Work through the data line by line, gathering every line that has the word "color".

Figure contents as structured data
****************
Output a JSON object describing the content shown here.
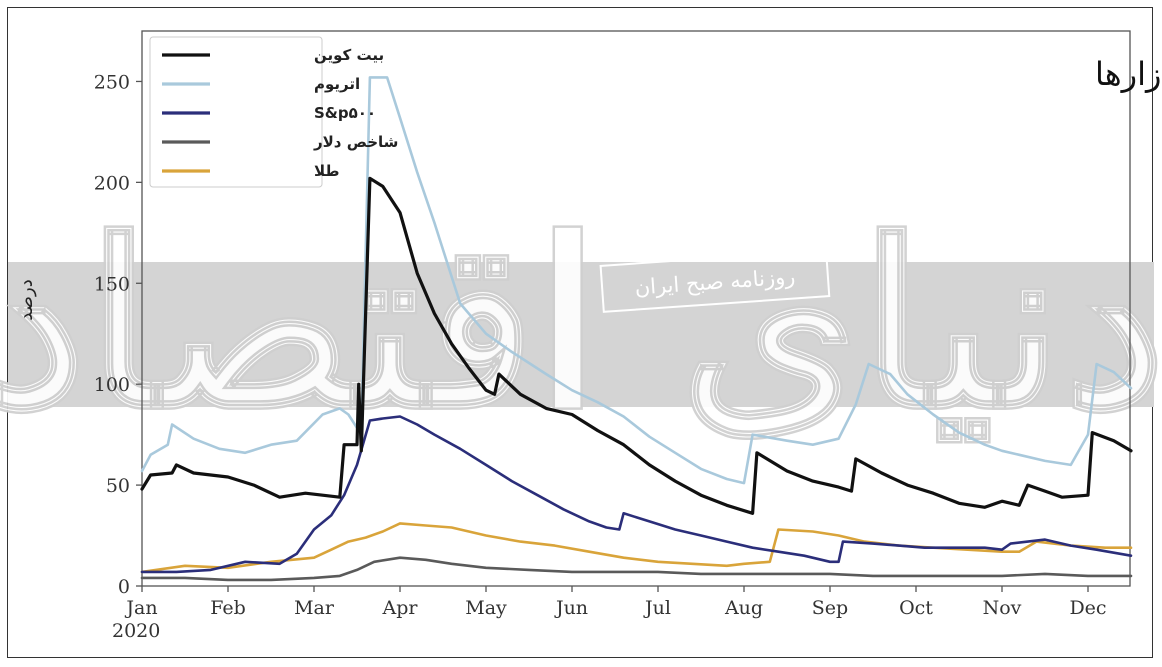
{
  "chart_data": {
    "type": "line",
    "title": "نوسانات سالانه بازارها",
    "ylabel": "درصد",
    "xlabel": "",
    "ylim": [
      0,
      275
    ],
    "xlim": [
      0,
      11.9
    ],
    "yticks": [
      0,
      50,
      100,
      150,
      200,
      250
    ],
    "xticks": [
      {
        "pos": 0,
        "label": "Jan"
      },
      {
        "pos": 1,
        "label": "Feb"
      },
      {
        "pos": 2,
        "label": "Mar"
      },
      {
        "pos": 3,
        "label": "Apr"
      },
      {
        "pos": 4,
        "label": "May"
      },
      {
        "pos": 5,
        "label": "Jun"
      },
      {
        "pos": 6,
        "label": "Jul"
      },
      {
        "pos": 7,
        "label": "Aug"
      },
      {
        "pos": 8,
        "label": "Sep"
      },
      {
        "pos": 9,
        "label": "Oct"
      },
      {
        "pos": 10,
        "label": "Nov"
      },
      {
        "pos": 11,
        "label": "Dec"
      }
    ],
    "year_label": "2020",
    "legend_position": "top-left",
    "grid": false,
    "series": [
      {
        "name": "بیت کوین",
        "color": "#111111",
        "points": [
          [
            0,
            48
          ],
          [
            0.1,
            55
          ],
          [
            0.35,
            56
          ],
          [
            0.4,
            60
          ],
          [
            0.6,
            56
          ],
          [
            1.0,
            54
          ],
          [
            1.3,
            50
          ],
          [
            1.6,
            44
          ],
          [
            1.9,
            46
          ],
          [
            2.1,
            45
          ],
          [
            2.3,
            44
          ],
          [
            2.35,
            70
          ],
          [
            2.5,
            70
          ],
          [
            2.52,
            100
          ],
          [
            2.55,
            67
          ],
          [
            2.65,
            202
          ],
          [
            2.8,
            198
          ],
          [
            3.0,
            185
          ],
          [
            3.2,
            155
          ],
          [
            3.4,
            135
          ],
          [
            3.6,
            120
          ],
          [
            3.8,
            108
          ],
          [
            4.0,
            97
          ],
          [
            4.1,
            95
          ],
          [
            4.15,
            105
          ],
          [
            4.4,
            95
          ],
          [
            4.7,
            88
          ],
          [
            5.0,
            85
          ],
          [
            5.3,
            77
          ],
          [
            5.6,
            70
          ],
          [
            5.9,
            60
          ],
          [
            6.2,
            52
          ],
          [
            6.5,
            45
          ],
          [
            6.8,
            40
          ],
          [
            7.1,
            36
          ],
          [
            7.15,
            66
          ],
          [
            7.5,
            57
          ],
          [
            7.8,
            52
          ],
          [
            8.1,
            49
          ],
          [
            8.25,
            47
          ],
          [
            8.3,
            63
          ],
          [
            8.6,
            56
          ],
          [
            8.9,
            50
          ],
          [
            9.2,
            46
          ],
          [
            9.5,
            41
          ],
          [
            9.8,
            39
          ],
          [
            10.0,
            42
          ],
          [
            10.2,
            40
          ],
          [
            10.3,
            50
          ],
          [
            10.5,
            47
          ],
          [
            10.7,
            44
          ],
          [
            11.0,
            45
          ],
          [
            11.05,
            76
          ],
          [
            11.3,
            72
          ],
          [
            11.5,
            67
          ]
        ]
      },
      {
        "name": "اتریوم",
        "color": "#a9c9dc",
        "points": [
          [
            0,
            57
          ],
          [
            0.1,
            65
          ],
          [
            0.3,
            70
          ],
          [
            0.35,
            80
          ],
          [
            0.6,
            73
          ],
          [
            0.9,
            68
          ],
          [
            1.2,
            66
          ],
          [
            1.5,
            70
          ],
          [
            1.8,
            72
          ],
          [
            2.1,
            85
          ],
          [
            2.3,
            88
          ],
          [
            2.4,
            85
          ],
          [
            2.55,
            75
          ],
          [
            2.65,
            252
          ],
          [
            2.85,
            252
          ],
          [
            3.0,
            232
          ],
          [
            3.2,
            205
          ],
          [
            3.4,
            180
          ],
          [
            3.7,
            140
          ],
          [
            4.0,
            125
          ],
          [
            4.3,
            116
          ],
          [
            4.7,
            105
          ],
          [
            5.0,
            97
          ],
          [
            5.3,
            91
          ],
          [
            5.6,
            84
          ],
          [
            5.9,
            74
          ],
          [
            6.2,
            66
          ],
          [
            6.5,
            58
          ],
          [
            6.8,
            53
          ],
          [
            7.0,
            51
          ],
          [
            7.1,
            75
          ],
          [
            7.5,
            72
          ],
          [
            7.8,
            70
          ],
          [
            8.1,
            73
          ],
          [
            8.3,
            90
          ],
          [
            8.45,
            110
          ],
          [
            8.7,
            105
          ],
          [
            8.9,
            95
          ],
          [
            9.2,
            85
          ],
          [
            9.5,
            76
          ],
          [
            9.8,
            70
          ],
          [
            10.0,
            67
          ],
          [
            10.2,
            65
          ],
          [
            10.5,
            62
          ],
          [
            10.8,
            60
          ],
          [
            11.0,
            75
          ],
          [
            11.1,
            110
          ],
          [
            11.3,
            106
          ],
          [
            11.5,
            98
          ]
        ]
      },
      {
        "name": "S&p۵۰۰",
        "color": "#2b2e7a",
        "points": [
          [
            0,
            7
          ],
          [
            0.4,
            7
          ],
          [
            0.8,
            8
          ],
          [
            1.2,
            12
          ],
          [
            1.6,
            11
          ],
          [
            1.8,
            16
          ],
          [
            2.0,
            28
          ],
          [
            2.2,
            35
          ],
          [
            2.35,
            45
          ],
          [
            2.5,
            60
          ],
          [
            2.65,
            82
          ],
          [
            2.8,
            83
          ],
          [
            3.0,
            84
          ],
          [
            3.2,
            80
          ],
          [
            3.4,
            75
          ],
          [
            3.7,
            68
          ],
          [
            4.0,
            60
          ],
          [
            4.3,
            52
          ],
          [
            4.6,
            45
          ],
          [
            4.9,
            38
          ],
          [
            5.2,
            32
          ],
          [
            5.4,
            29
          ],
          [
            5.55,
            28
          ],
          [
            5.6,
            36
          ],
          [
            5.9,
            32
          ],
          [
            6.2,
            28
          ],
          [
            6.5,
            25
          ],
          [
            6.8,
            22
          ],
          [
            7.1,
            19
          ],
          [
            7.4,
            17
          ],
          [
            7.7,
            15
          ],
          [
            8.0,
            12
          ],
          [
            8.1,
            12
          ],
          [
            8.15,
            22
          ],
          [
            8.5,
            21
          ],
          [
            8.8,
            20
          ],
          [
            9.1,
            19
          ],
          [
            9.5,
            19
          ],
          [
            9.8,
            19
          ],
          [
            10.0,
            18
          ],
          [
            10.1,
            21
          ],
          [
            10.3,
            22
          ],
          [
            10.5,
            23
          ],
          [
            10.8,
            20
          ],
          [
            11.1,
            18
          ],
          [
            11.5,
            15
          ]
        ]
      },
      {
        "name": "شاخص دلار",
        "color": "#5a5a5a",
        "points": [
          [
            0,
            4
          ],
          [
            0.5,
            4
          ],
          [
            1.0,
            3
          ],
          [
            1.5,
            3
          ],
          [
            2.0,
            4
          ],
          [
            2.3,
            5
          ],
          [
            2.5,
            8
          ],
          [
            2.7,
            12
          ],
          [
            3.0,
            14
          ],
          [
            3.3,
            13
          ],
          [
            3.6,
            11
          ],
          [
            4.0,
            9
          ],
          [
            4.5,
            8
          ],
          [
            5.0,
            7
          ],
          [
            5.5,
            7
          ],
          [
            6.0,
            7
          ],
          [
            6.5,
            6
          ],
          [
            7.0,
            6
          ],
          [
            7.5,
            6
          ],
          [
            8.0,
            6
          ],
          [
            8.5,
            5
          ],
          [
            9.0,
            5
          ],
          [
            9.5,
            5
          ],
          [
            10.0,
            5
          ],
          [
            10.5,
            6
          ],
          [
            11.0,
            5
          ],
          [
            11.5,
            5
          ]
        ]
      },
      {
        "name": "طلا",
        "color": "#d9a43a",
        "points": [
          [
            0,
            7
          ],
          [
            0.5,
            10
          ],
          [
            1.0,
            9
          ],
          [
            1.5,
            12
          ],
          [
            2.0,
            14
          ],
          [
            2.2,
            18
          ],
          [
            2.4,
            22
          ],
          [
            2.6,
            24
          ],
          [
            2.8,
            27
          ],
          [
            3.0,
            31
          ],
          [
            3.3,
            30
          ],
          [
            3.6,
            29
          ],
          [
            4.0,
            25
          ],
          [
            4.4,
            22
          ],
          [
            4.8,
            20
          ],
          [
            5.2,
            17
          ],
          [
            5.6,
            14
          ],
          [
            6.0,
            12
          ],
          [
            6.4,
            11
          ],
          [
            6.8,
            10
          ],
          [
            7.0,
            11
          ],
          [
            7.3,
            12
          ],
          [
            7.4,
            28
          ],
          [
            7.8,
            27
          ],
          [
            8.1,
            25
          ],
          [
            8.4,
            22
          ],
          [
            8.8,
            20
          ],
          [
            9.2,
            19
          ],
          [
            9.6,
            18
          ],
          [
            10.0,
            17
          ],
          [
            10.2,
            17
          ],
          [
            10.4,
            22
          ],
          [
            10.8,
            20
          ],
          [
            11.2,
            19
          ],
          [
            11.5,
            19
          ]
        ]
      }
    ]
  },
  "watermark": {
    "big_text": "دنیای اقتصاد",
    "small_text": "روزنامه صبح ایران"
  }
}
****************
• Solution:
        "color": "#111111",
        "color": "#a9c9dc",
        "color": "#2b2e7a",
        "color": "#5a5a5a",
        "color": "#d9a43a",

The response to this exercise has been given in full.